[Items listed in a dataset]
####################
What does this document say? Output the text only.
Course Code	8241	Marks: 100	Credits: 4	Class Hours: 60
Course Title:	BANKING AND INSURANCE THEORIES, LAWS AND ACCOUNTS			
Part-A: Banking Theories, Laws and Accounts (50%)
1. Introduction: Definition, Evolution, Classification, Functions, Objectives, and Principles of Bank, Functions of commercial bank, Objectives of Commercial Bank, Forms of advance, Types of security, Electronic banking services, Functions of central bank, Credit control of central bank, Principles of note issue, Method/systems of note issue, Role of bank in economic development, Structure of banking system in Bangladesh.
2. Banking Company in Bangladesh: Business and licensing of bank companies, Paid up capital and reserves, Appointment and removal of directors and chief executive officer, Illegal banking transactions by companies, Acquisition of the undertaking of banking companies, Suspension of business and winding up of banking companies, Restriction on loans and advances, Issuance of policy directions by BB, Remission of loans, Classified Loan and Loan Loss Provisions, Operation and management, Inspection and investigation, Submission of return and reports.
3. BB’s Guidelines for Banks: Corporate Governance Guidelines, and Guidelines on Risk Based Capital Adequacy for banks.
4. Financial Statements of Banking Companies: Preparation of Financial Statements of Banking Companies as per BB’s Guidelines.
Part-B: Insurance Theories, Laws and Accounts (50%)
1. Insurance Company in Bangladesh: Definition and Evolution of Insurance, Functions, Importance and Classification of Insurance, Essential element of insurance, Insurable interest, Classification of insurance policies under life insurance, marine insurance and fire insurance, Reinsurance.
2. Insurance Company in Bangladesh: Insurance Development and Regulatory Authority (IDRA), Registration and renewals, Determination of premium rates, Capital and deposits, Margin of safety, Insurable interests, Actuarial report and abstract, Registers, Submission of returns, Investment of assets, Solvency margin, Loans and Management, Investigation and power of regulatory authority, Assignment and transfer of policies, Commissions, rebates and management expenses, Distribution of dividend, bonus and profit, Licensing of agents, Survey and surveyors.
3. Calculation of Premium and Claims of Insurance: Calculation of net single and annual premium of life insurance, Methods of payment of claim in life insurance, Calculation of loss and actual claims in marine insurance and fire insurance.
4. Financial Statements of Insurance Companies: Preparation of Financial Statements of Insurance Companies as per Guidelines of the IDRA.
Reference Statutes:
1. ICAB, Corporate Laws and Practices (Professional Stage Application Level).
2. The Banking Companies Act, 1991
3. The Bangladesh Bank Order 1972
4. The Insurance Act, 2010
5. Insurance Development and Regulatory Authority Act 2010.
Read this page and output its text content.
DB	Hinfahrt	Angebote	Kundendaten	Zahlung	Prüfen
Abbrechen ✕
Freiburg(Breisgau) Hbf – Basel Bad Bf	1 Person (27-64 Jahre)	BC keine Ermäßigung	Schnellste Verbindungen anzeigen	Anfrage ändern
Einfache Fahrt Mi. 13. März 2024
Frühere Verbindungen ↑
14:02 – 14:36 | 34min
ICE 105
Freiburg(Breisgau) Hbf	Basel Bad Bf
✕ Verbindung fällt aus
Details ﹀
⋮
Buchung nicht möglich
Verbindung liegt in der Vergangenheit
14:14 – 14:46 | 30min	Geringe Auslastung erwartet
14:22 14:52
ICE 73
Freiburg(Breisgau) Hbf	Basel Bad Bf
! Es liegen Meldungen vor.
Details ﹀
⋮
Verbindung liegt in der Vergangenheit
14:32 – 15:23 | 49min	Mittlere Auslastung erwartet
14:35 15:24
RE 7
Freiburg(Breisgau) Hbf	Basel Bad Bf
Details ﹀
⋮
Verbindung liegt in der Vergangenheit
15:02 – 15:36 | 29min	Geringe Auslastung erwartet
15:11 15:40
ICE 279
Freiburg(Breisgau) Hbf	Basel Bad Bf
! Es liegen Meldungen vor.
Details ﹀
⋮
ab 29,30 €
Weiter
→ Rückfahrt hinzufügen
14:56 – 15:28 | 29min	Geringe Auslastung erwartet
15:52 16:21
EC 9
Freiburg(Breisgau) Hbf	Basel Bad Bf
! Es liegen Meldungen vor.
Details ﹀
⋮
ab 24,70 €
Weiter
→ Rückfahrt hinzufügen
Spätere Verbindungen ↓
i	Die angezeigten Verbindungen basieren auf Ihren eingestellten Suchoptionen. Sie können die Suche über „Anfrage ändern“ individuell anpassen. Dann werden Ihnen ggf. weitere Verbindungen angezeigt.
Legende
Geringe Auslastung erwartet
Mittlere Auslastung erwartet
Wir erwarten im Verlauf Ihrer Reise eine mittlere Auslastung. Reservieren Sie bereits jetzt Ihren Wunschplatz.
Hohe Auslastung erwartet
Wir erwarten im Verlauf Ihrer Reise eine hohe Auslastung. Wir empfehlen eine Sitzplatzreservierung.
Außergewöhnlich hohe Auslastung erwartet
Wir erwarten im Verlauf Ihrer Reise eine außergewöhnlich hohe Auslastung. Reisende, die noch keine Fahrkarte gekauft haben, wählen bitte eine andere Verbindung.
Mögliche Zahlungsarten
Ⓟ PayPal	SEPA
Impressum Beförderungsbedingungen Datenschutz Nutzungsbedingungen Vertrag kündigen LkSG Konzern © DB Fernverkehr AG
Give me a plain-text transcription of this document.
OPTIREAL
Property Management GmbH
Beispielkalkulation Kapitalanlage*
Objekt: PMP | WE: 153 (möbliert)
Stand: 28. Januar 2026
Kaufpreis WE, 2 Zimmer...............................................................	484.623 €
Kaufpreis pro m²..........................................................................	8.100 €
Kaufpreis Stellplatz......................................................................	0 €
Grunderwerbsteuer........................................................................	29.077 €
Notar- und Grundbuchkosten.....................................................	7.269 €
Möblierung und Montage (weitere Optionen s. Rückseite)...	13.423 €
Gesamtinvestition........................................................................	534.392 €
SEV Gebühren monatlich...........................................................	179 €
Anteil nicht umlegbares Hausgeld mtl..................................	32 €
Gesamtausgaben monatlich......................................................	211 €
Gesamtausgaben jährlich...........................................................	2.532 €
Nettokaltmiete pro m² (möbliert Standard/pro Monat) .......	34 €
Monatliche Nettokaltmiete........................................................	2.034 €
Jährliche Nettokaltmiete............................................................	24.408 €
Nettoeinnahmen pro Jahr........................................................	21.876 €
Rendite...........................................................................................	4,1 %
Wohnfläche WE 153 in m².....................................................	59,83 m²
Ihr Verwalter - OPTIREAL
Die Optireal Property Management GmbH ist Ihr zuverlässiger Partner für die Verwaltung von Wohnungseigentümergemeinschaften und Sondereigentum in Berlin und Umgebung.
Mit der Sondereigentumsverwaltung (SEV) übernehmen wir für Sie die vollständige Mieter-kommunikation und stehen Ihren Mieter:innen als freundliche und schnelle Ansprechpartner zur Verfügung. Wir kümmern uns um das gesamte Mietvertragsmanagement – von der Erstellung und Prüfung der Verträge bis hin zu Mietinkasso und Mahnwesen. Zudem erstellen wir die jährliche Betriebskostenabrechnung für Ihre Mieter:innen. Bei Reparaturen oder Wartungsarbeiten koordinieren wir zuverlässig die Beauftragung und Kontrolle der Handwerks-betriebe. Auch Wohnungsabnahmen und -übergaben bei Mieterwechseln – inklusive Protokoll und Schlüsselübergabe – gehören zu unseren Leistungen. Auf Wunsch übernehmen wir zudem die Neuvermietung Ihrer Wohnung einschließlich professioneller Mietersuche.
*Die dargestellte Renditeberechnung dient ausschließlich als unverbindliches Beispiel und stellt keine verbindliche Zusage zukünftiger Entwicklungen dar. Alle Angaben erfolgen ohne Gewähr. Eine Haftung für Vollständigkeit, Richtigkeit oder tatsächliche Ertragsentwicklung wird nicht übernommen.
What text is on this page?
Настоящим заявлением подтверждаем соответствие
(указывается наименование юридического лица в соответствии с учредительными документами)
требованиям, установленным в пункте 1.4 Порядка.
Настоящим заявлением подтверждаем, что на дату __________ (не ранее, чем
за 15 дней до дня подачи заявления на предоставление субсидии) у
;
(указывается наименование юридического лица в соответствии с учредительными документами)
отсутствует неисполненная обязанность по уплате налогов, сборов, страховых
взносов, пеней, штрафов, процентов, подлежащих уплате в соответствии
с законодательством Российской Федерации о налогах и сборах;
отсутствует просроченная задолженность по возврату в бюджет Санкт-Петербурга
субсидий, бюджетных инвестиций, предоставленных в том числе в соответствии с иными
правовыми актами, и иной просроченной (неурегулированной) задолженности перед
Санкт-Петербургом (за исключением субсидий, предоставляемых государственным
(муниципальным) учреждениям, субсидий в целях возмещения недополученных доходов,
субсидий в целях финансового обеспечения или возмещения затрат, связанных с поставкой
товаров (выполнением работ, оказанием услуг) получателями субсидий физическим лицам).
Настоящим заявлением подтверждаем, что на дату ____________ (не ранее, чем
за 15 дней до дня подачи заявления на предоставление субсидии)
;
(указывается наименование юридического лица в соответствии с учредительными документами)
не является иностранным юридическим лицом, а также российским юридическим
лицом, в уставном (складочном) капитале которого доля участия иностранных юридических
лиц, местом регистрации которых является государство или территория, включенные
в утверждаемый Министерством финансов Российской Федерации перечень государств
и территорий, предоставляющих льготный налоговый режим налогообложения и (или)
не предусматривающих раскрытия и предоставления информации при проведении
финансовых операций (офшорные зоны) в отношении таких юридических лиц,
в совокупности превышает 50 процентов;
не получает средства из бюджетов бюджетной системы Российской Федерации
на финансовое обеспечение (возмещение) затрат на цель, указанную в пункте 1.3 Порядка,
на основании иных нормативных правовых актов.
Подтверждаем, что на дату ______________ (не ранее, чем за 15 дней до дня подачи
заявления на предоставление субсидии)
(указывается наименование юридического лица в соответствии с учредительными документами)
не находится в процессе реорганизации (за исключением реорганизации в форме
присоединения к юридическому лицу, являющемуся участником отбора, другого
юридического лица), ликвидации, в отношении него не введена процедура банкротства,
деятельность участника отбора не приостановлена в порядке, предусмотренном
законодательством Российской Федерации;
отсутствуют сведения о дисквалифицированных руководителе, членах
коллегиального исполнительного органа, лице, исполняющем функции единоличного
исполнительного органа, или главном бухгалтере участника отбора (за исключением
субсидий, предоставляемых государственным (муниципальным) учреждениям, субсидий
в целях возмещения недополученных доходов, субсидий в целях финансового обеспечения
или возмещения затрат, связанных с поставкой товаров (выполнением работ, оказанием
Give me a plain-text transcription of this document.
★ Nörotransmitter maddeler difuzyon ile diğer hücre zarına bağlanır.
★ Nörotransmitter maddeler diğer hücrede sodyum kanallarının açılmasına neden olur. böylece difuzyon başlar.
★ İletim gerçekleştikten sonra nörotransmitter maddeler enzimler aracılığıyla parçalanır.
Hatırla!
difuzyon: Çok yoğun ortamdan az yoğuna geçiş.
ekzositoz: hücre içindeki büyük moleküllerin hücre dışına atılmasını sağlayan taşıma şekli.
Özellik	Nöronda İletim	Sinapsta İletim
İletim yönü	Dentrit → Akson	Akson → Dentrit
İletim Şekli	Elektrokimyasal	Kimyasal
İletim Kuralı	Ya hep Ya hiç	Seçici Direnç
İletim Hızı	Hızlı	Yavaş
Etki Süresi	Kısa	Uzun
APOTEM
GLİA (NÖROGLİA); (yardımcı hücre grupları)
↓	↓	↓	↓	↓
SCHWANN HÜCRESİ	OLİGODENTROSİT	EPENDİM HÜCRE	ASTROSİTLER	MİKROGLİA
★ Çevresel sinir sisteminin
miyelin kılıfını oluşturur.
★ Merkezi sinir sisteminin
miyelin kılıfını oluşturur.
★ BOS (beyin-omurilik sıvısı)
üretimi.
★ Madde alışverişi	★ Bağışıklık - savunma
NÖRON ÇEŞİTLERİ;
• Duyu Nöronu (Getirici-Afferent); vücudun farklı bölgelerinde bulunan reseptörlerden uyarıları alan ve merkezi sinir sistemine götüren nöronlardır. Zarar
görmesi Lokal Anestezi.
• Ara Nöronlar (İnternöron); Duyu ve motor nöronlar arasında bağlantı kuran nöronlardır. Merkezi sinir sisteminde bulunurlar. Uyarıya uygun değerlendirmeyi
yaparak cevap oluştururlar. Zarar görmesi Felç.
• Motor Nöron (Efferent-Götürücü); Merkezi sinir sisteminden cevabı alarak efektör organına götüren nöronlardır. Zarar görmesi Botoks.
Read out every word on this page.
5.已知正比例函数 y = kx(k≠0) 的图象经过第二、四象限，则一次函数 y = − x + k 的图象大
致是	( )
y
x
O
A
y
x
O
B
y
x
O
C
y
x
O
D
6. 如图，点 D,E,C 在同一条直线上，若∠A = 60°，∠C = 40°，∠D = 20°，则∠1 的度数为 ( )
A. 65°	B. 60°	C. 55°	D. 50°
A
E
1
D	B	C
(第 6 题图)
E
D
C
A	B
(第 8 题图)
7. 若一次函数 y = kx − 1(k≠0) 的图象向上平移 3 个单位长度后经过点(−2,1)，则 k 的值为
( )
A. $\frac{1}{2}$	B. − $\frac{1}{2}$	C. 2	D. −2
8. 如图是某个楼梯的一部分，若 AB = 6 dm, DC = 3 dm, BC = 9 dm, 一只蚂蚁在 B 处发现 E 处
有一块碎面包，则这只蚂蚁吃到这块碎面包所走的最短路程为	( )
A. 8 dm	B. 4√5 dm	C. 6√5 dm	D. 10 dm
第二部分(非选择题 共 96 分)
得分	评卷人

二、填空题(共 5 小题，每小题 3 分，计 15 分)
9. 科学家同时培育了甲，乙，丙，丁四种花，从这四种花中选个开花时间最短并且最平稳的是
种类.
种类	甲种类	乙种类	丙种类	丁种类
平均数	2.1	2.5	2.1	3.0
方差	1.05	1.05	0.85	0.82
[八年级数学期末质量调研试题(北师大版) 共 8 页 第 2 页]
####################
* **WHAT IS NEEDED**: Locate the line with "Read out every word on this page." in the entries above; extract it and every line after it, verbatim.

* **CORRECT RESULT**:
Read out every word on this page.
5.已知正比例函数 y = kx(k≠0) 的图象经过第二、四象限，则一次函数 y = − x + k 的图象大
致是	( )
y
x
O
A
y
x
O
B
y
x
O
C
y
x
O
D
6. 如图，点 D,E,C 在同一条直线上，若∠A = 60°，∠C = 40°，∠D = 20°，则∠1 的度数为 ( )
A. 65°	B. 60°	C. 55°	D. 50°
A
E
1
D	B	C
(第 6 题图)
E
D
C
A	B
(第 8 题图)
7. 若一次函数 y = kx − 1(k≠0) 的图象向上平移 3 个单位长度后经过点(−2,1)，则 k 的值为
( )
A. $\frac{1}{2}$	B. − $\frac{1}{2}$	C. 2	D. −2
8. 如图是某个楼梯的一部分，若 AB = 6 dm, DC = 3 dm, BC = 9 dm, 一只蚂蚁在 B 处发现 E 处
有一块碎面包，则这只蚂蚁吃到这块碎面包所走的最短路程为	( )
A. 8 dm	B. 4√5 dm	C. 6√5 dm	D. 10 dm
第二部分(非选择题 共 96 分)
得分	评卷人

二、填空题(共 5 小题，每小题 3 分，计 15 分)
9. 科学家同时培育了甲，乙，丙，丁四种花，从这四种花中选个开花时间最短并且最平稳的是
种类.
种类	甲种类	乙种类	丙种类	丁种类
平均数	2.1	2.5	2.1	3.0
方差	1.05	1.05	0.85	0.82
[八年级数学期末质量调研试题(北师大版) 共 8 页 第 2 页]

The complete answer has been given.